YOUR TASK. Set the data down again, exactly as it reads, but without the pictures.

EXTRACTED ENTRIES.
⁂
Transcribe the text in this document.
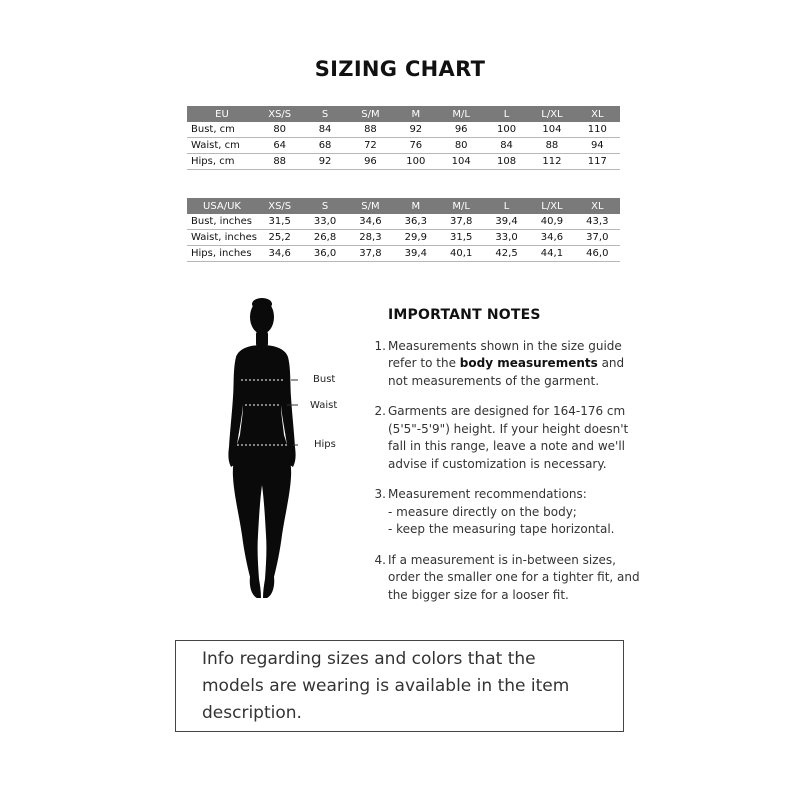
SIZING CHART
EU	XS/S	S	S/M	M	M/L	L	L/XL	XL
Bust, cm	80	84	88	92	96	100	104	110
Waist, cm	64	68	72	76	80	84	88	94
Hips, cm	88	92	96	100	104	108	112	117
USA/UK	XS/S	S	S/M	M	M/L	L	L/XL	XL
Bust, inches	31,5	33,0	34,6	36,3	37,8	39,4	40,9	43,3
Waist, inches	25,2	26,8	28,3	29,9	31,5	33,0	34,6	37,0
Hips, inches	34,6	36,0	37,8	39,4	40,1	42,5	44,1	46,0
Bust
Waist
Hips
IMPORTANT NOTES
1. Measurements shown in the size guide refer to the body measurements and not measurements of the garment.
2. Garments are designed for 164-176 cm (5'5"-5'9") height. If your height doesn't fall in this range, leave a note and we'll advise if customization is necessary.
3. Measurement recommendations:
- measure directly on the body;
- keep the measuring tape horizontal.
4. If a measurement is in-between sizes, order the smaller one for a tighter fit, and the bigger size for a looser fit.

Info regarding sizes and colors that the models are wearing is available in the item description.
⁂
TASK RESULT.
Transcribe the text in this document.
SIZING CHART
EU	XS/S	S	S/M	M	M/L	L	L/XL	XL
Bust, cm	80	84	88	92	96	100	104	110
Waist, cm	64	68	72	76	80	84	88	94
Hips, cm	88	92	96	100	104	108	112	117
USA/UK	XS/S	S	S/M	M	M/L	L	L/XL	XL
Bust, inches	31,5	33,0	34,6	36,3	37,8	39,4	40,9	43,3
Waist, inches	25,2	26,8	28,3	29,9	31,5	33,0	34,6	37,0
Hips, inches	34,6	36,0	37,8	39,4	40,1	42,5	44,1	46,0
Bust
Waist
Hips
IMPORTANT NOTES
1. Measurements shown in the size guide refer to the body measurements and not measurements of the garment.
2. Garments are designed for 164-176 cm (5'5"-5'9") height. If your height doesn't fall in this range, leave a note and we'll advise if customization is necessary.
3. Measurement recommendations:
- measure directly on the body;
- keep the measuring tape horizontal.
4. If a measurement is in-between sizes, order the smaller one for a tighter fit, and the bigger size for a looser fit.

Info regarding sizes and colors that the models are wearing is available in the item description.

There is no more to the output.